Goal of the exercise: Retype, without any change, the lines in the items below, starting at the line containing "cell-r8c2[interactable]: 2: [43, 280, 83, 320]" and ending at the line containing "cell-r9c5[interactable]: 9: [161, 319, 201, 359]", with both of those lines included.

Supplied data:
>> Start

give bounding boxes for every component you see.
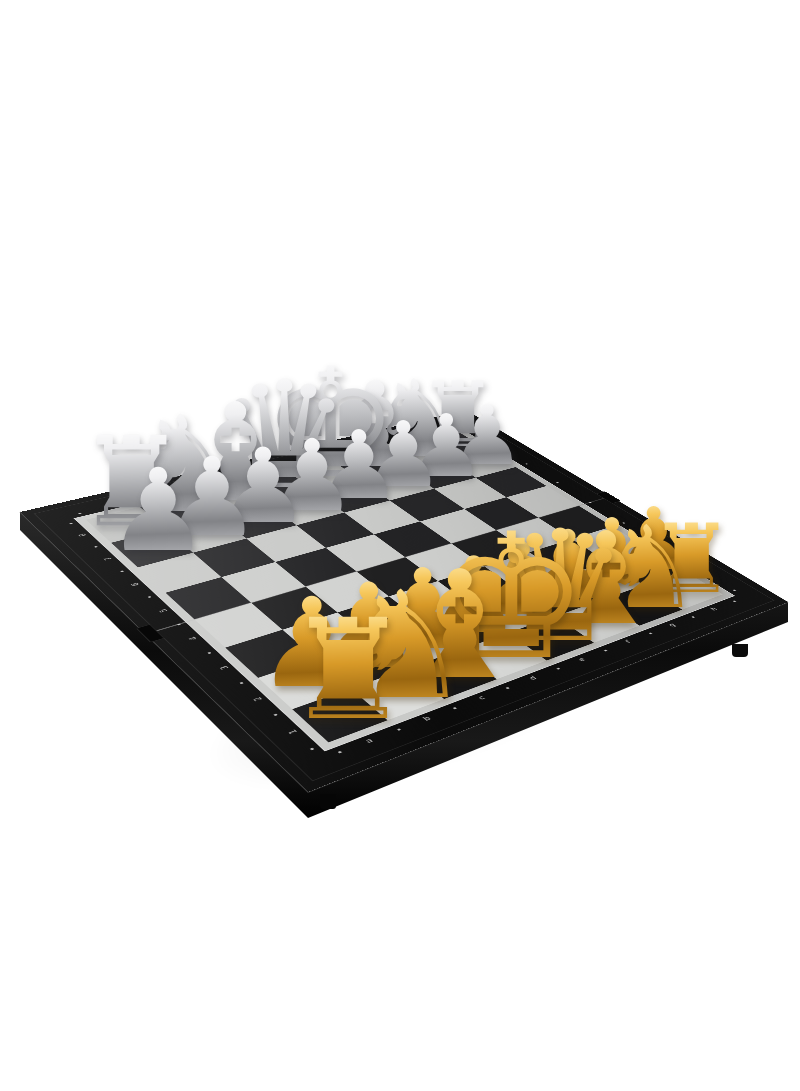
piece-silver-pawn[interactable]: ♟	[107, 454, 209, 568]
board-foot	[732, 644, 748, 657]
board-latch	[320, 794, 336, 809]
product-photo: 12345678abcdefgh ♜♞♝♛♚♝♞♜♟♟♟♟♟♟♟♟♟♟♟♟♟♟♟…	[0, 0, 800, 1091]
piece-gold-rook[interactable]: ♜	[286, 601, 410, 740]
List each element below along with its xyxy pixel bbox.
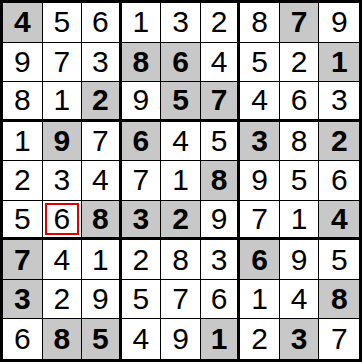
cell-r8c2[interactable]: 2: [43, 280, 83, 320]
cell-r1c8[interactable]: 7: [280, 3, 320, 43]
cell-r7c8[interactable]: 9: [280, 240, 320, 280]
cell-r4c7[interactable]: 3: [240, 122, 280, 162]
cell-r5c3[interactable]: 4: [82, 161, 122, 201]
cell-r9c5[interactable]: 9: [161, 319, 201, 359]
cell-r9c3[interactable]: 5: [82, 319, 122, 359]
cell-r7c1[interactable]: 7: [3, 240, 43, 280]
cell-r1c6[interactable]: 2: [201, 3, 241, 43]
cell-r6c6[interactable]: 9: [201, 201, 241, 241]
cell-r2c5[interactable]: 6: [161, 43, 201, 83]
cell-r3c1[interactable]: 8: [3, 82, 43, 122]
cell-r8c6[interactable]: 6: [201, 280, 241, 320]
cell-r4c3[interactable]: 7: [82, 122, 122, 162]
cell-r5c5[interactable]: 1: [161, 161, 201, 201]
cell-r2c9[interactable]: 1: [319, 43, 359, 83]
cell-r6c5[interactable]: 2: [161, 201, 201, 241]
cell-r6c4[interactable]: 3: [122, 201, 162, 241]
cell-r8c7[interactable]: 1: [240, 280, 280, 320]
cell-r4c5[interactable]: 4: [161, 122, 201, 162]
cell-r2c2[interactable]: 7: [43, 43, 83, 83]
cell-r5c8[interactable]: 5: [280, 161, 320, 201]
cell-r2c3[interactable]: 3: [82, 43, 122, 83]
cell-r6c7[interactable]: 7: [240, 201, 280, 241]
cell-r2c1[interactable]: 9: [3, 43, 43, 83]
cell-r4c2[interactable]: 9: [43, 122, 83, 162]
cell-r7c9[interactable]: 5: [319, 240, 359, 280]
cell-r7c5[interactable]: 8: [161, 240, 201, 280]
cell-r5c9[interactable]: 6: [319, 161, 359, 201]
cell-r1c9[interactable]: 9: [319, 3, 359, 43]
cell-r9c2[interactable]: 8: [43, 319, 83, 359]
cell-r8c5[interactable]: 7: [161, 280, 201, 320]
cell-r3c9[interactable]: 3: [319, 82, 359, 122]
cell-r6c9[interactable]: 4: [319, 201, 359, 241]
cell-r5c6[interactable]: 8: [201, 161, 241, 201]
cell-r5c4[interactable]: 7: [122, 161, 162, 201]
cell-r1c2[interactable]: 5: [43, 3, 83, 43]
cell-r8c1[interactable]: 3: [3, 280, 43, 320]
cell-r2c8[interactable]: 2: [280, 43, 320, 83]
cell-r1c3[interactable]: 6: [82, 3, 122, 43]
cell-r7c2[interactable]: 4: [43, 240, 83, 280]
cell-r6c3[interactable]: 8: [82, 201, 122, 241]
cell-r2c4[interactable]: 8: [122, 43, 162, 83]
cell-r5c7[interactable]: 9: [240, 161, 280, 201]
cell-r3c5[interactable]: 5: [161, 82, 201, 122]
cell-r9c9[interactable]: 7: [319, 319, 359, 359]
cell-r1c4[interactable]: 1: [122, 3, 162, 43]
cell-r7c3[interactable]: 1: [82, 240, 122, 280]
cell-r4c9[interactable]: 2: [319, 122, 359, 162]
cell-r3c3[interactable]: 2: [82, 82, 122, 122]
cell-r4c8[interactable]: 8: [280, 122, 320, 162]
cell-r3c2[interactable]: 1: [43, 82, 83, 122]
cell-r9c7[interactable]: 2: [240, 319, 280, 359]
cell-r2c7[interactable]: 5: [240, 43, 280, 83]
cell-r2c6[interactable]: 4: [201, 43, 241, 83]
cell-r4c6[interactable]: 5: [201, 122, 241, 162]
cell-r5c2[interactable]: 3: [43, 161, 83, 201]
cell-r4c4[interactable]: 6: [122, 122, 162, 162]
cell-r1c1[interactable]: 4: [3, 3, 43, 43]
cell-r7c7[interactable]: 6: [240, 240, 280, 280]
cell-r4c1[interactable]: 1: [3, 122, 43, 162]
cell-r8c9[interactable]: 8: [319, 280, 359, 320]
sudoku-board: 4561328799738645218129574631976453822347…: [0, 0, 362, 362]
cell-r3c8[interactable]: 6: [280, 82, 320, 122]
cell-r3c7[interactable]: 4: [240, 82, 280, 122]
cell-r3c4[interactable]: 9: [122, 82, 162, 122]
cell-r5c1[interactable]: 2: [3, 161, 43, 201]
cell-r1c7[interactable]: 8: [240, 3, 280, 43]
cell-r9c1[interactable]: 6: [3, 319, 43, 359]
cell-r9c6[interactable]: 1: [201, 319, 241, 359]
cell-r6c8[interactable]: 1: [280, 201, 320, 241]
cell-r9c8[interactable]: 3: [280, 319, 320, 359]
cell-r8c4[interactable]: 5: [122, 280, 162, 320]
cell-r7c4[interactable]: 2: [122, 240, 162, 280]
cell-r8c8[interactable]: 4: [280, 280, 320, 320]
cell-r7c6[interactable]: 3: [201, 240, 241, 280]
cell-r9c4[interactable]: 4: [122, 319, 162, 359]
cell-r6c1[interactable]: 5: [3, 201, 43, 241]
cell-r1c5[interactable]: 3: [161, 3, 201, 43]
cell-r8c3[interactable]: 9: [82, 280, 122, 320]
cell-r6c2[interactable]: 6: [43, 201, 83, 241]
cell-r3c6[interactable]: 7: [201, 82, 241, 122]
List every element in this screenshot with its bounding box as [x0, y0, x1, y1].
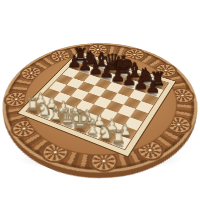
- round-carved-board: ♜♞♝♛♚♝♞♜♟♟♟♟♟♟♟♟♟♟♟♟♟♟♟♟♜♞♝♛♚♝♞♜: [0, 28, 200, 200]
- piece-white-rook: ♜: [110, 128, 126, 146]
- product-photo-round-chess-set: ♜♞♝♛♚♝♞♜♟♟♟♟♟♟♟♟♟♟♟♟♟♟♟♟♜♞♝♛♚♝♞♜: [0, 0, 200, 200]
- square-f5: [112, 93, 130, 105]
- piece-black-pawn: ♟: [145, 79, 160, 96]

>> End

Solution to the exercise:
cell-r8c2[interactable]: 2: [43, 280, 83, 320]
cell-r1c8[interactable]: 7: [280, 3, 320, 43]
cell-r7c8[interactable]: 9: [280, 240, 320, 280]
cell-r4c7[interactable]: 3: [240, 122, 280, 162]
cell-r5c3[interactable]: 4: [82, 161, 122, 201]
cell-r9c5[interactable]: 9: [161, 319, 201, 359]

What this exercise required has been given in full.